# Given task
Find and return each line containing "pellucida".

# Dataset excerpts
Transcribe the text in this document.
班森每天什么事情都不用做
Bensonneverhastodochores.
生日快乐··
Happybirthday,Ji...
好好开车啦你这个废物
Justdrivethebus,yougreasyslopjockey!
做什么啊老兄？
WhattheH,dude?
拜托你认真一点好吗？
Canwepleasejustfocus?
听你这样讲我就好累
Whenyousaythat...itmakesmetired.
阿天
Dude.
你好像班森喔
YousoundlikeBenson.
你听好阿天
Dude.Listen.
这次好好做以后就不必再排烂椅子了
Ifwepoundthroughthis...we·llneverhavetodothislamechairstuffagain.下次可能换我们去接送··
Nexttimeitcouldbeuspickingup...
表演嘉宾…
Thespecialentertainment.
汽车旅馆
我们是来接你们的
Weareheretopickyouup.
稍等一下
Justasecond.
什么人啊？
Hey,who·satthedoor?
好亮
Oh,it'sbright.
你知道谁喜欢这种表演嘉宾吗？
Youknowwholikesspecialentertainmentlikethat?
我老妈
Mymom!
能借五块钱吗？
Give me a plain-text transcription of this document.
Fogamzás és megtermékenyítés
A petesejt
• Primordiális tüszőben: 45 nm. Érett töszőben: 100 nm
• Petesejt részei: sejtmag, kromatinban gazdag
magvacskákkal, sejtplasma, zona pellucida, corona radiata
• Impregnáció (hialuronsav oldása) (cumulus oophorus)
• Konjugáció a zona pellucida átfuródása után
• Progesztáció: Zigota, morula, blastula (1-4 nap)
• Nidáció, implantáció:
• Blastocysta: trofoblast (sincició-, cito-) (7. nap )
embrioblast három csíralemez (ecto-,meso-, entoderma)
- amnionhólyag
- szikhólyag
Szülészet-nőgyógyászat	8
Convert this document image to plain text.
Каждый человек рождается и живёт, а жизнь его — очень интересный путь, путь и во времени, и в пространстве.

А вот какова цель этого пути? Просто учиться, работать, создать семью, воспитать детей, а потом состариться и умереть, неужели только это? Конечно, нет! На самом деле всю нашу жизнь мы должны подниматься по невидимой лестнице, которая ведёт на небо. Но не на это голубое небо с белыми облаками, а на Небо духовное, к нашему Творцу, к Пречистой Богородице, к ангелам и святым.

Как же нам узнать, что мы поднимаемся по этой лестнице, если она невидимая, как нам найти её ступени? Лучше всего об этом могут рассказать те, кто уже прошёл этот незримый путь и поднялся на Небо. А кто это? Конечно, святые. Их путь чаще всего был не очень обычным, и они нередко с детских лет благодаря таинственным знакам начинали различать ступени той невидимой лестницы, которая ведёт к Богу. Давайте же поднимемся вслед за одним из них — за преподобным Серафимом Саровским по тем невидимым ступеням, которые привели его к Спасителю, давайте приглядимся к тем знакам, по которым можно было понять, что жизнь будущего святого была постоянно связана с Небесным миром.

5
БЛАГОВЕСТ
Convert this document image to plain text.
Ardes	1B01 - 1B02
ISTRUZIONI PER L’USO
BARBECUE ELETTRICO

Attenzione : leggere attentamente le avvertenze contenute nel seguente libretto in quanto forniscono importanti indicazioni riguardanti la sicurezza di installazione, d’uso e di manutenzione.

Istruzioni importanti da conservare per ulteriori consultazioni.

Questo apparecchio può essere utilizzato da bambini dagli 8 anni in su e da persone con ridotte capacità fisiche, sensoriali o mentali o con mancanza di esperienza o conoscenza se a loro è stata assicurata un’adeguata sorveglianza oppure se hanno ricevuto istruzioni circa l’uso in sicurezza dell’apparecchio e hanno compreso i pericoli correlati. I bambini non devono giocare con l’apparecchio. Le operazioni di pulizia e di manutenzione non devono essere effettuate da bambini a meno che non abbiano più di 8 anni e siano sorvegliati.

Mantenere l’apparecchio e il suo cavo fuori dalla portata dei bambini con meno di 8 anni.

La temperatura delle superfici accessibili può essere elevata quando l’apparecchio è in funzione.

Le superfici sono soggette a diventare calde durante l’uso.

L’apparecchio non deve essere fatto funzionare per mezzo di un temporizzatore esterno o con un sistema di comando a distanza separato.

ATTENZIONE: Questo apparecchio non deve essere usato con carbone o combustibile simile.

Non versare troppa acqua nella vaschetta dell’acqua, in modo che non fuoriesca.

# Written solution
magvacskákkal, sejtplasma, zona pellucida, corona radiata
• Konjugáció a zona pellucida átfuródása után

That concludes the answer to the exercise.